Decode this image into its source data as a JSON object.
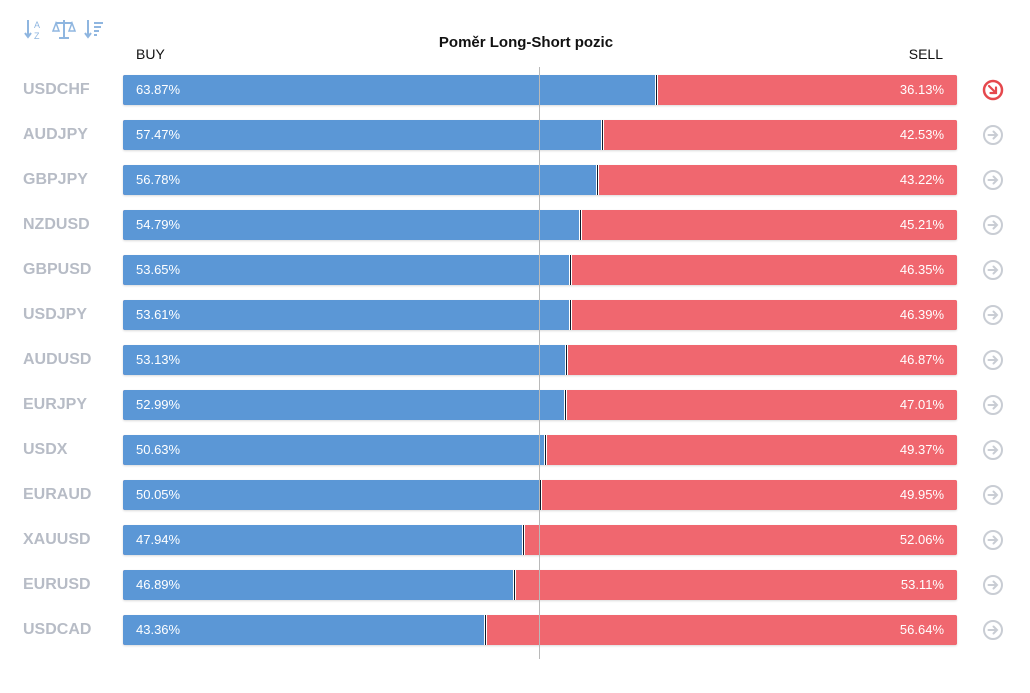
{
  "header": {
    "title": "Poměr Long-Short pozic",
    "buy_label": "BUY",
    "sell_label": "SELL"
  },
  "toolbar": {
    "sort_az_icon": "sort-alpha-icon",
    "balance_icon": "balance-scale-icon",
    "sort_desc_icon": "sort-descending-icon"
  },
  "colors": {
    "buy": "#5b97d6",
    "sell": "#f0676f",
    "pair_text": "#b7bcc6",
    "active_button": "#e5484d",
    "inactive_button": "#c9cdd4"
  },
  "rows": [
    {
      "pair": "USDCHF",
      "buy": "63.87%",
      "sell": "36.13%",
      "buy_value": 63.87,
      "active": true
    },
    {
      "pair": "AUDJPY",
      "buy": "57.47%",
      "sell": "42.53%",
      "buy_value": 57.47,
      "active": false
    },
    {
      "pair": "GBPJPY",
      "buy": "56.78%",
      "sell": "43.22%",
      "buy_value": 56.78,
      "active": false
    },
    {
      "pair": "NZDUSD",
      "buy": "54.79%",
      "sell": "45.21%",
      "buy_value": 54.79,
      "active": false
    },
    {
      "pair": "GBPUSD",
      "buy": "53.65%",
      "sell": "46.35%",
      "buy_value": 53.65,
      "active": false
    },
    {
      "pair": "USDJPY",
      "buy": "53.61%",
      "sell": "46.39%",
      "buy_value": 53.61,
      "active": false
    },
    {
      "pair": "AUDUSD",
      "buy": "53.13%",
      "sell": "46.87%",
      "buy_value": 53.13,
      "active": false
    },
    {
      "pair": "EURJPY",
      "buy": "52.99%",
      "sell": "47.01%",
      "buy_value": 52.99,
      "active": false
    },
    {
      "pair": "USDX",
      "buy": "50.63%",
      "sell": "49.37%",
      "buy_value": 50.63,
      "active": false
    },
    {
      "pair": "EURAUD",
      "buy": "50.05%",
      "sell": "49.95%",
      "buy_value": 50.05,
      "active": false
    },
    {
      "pair": "XAUUSD",
      "buy": "47.94%",
      "sell": "52.06%",
      "buy_value": 47.94,
      "active": false
    },
    {
      "pair": "EURUSD",
      "buy": "46.89%",
      "sell": "53.11%",
      "buy_value": 46.89,
      "active": false
    },
    {
      "pair": "USDCAD",
      "buy": "43.36%",
      "sell": "56.64%",
      "buy_value": 43.36,
      "active": false
    }
  ]
}
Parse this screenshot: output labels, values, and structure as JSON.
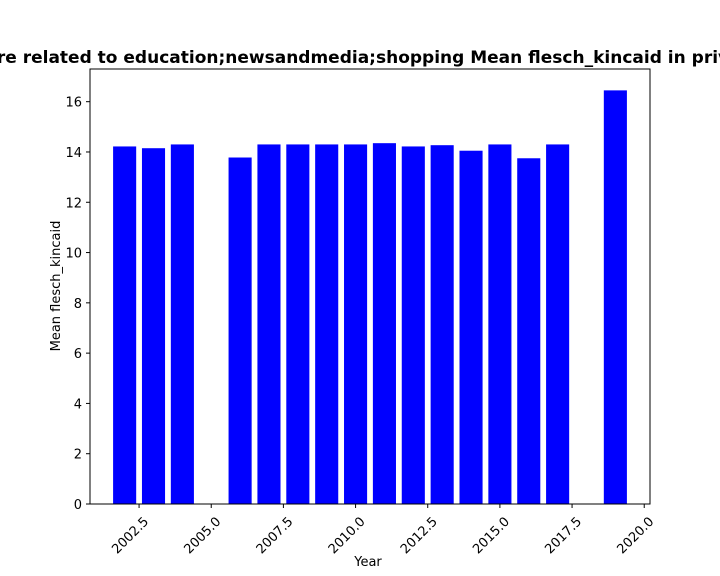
{
  "chart_data": {
    "type": "bar",
    "title": "are related to education;newsandmedia;shopping Mean flesch_kincaid in priva",
    "xlabel": "Year",
    "ylabel": "Mean flesch_kincaid",
    "x": [
      2002,
      2003,
      2004,
      2006,
      2007,
      2008,
      2009,
      2010,
      2011,
      2012,
      2013,
      2014,
      2015,
      2016,
      2017,
      2019
    ],
    "values": [
      14.22,
      14.15,
      14.3,
      13.78,
      14.3,
      14.3,
      14.3,
      14.3,
      14.35,
      14.22,
      14.27,
      14.05,
      14.3,
      13.75,
      14.3,
      16.45
    ],
    "xlim": [
      2000.8,
      2020.2
    ],
    "ylim": [
      0,
      17.3
    ],
    "xticks": [
      "2002.5",
      "2005.0",
      "2007.5",
      "2010.0",
      "2012.5",
      "2015.0",
      "2017.5",
      "2020.0"
    ],
    "xtick_values": [
      2002.5,
      2005.0,
      2007.5,
      2010.0,
      2012.5,
      2015.0,
      2017.5,
      2020.0
    ],
    "yticks": [
      "0",
      "2",
      "4",
      "6",
      "8",
      "10",
      "12",
      "14",
      "16"
    ],
    "ytick_values": [
      0,
      2,
      4,
      6,
      8,
      10,
      12,
      14,
      16
    ],
    "bar_color": "#0000ff",
    "grid": false,
    "legend": "none"
  }
}
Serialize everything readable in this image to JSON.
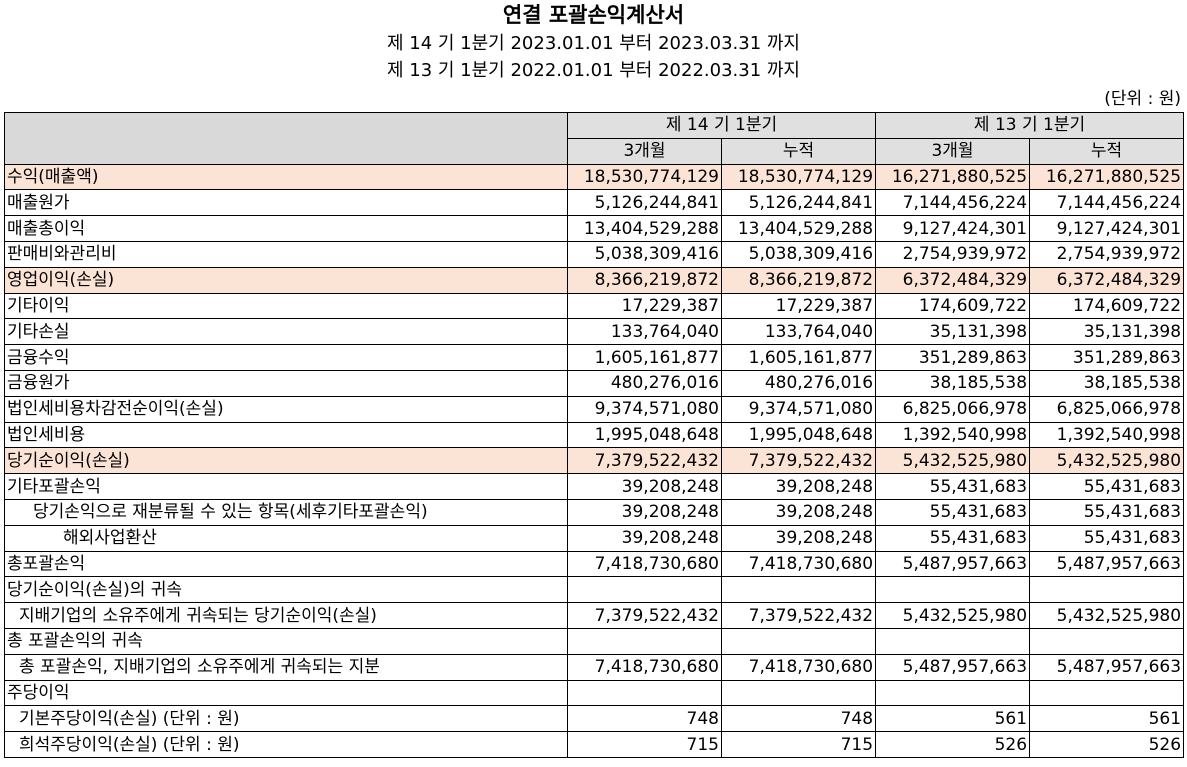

┄┄┄┄┄┄

#### Set task
Count each line with "image" in it and report that figure by itself.

#### Task output
2